- _Exercise prompt_
Lines containing the string "Stybar" are to be collected in full.

- _Available data_
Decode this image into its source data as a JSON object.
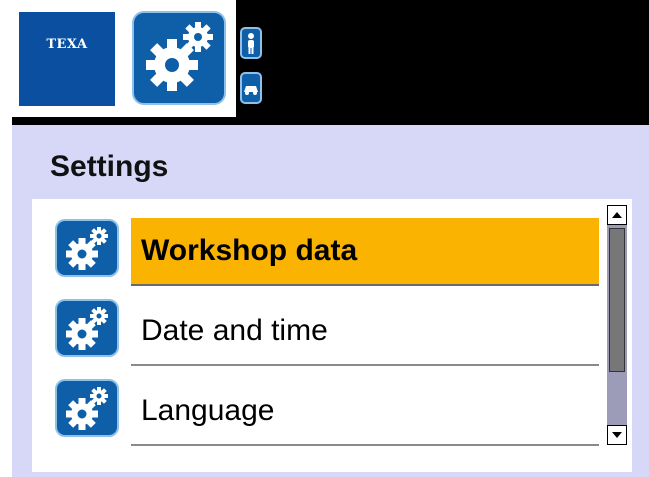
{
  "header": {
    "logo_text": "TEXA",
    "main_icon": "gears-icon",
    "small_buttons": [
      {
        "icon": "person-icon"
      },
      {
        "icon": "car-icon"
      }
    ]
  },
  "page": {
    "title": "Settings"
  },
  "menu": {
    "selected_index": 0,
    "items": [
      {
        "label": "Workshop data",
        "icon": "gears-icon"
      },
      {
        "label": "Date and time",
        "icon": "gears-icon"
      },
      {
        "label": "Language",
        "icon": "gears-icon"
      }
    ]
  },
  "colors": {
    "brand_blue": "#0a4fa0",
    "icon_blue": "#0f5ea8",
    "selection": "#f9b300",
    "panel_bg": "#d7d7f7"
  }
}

* * *

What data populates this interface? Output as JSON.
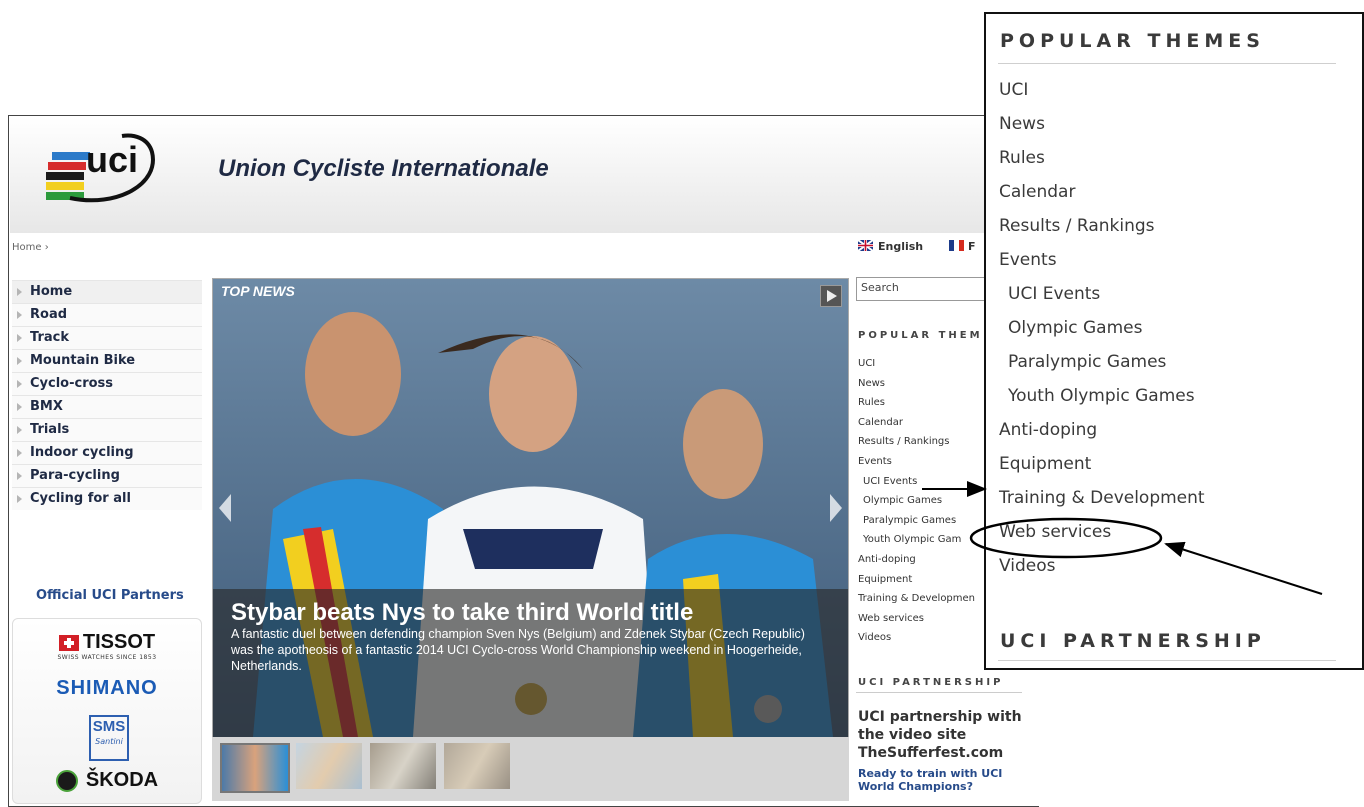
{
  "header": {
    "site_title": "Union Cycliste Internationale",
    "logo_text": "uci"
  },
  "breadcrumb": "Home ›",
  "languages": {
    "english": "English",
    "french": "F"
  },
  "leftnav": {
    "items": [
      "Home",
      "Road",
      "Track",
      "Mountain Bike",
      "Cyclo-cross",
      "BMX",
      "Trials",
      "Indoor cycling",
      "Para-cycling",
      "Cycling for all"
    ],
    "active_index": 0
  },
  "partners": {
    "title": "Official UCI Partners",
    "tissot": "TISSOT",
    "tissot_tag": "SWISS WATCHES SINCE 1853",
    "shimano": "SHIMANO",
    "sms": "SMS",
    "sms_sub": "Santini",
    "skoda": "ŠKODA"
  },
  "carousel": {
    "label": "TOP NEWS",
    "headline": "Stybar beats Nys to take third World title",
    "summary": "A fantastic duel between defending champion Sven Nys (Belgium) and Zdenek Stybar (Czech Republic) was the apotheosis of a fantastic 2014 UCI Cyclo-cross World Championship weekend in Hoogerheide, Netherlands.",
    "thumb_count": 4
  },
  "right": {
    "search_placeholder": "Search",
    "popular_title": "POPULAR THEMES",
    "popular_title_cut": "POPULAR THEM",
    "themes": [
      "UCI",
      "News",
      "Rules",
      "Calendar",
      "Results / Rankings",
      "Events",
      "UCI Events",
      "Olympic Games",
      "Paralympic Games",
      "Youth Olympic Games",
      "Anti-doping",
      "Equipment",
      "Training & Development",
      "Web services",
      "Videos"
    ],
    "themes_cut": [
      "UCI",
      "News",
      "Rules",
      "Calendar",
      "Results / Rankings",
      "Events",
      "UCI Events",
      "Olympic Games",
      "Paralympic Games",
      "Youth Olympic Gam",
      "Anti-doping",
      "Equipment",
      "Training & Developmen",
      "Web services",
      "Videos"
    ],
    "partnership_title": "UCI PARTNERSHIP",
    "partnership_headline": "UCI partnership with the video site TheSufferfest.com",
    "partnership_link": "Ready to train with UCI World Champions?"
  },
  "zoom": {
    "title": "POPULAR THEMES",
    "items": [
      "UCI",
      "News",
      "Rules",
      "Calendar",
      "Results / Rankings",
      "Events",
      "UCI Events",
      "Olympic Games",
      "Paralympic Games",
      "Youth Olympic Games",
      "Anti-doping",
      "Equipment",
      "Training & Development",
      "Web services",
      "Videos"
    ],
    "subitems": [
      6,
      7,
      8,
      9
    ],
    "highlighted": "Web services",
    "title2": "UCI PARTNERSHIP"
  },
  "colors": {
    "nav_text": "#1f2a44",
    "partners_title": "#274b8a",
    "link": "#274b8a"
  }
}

- _Output of the exercise_
    "headline": "Stybar beats Nys to take third World title",
    "summary": "A fantastic duel between defending champion Sven Nys (Belgium) and Zdenek Stybar (Czech Republic) was the apotheosis of a fantastic 2014 UCI Cyclo-cross World Championship weekend in Hoogerheide, Netherlands.",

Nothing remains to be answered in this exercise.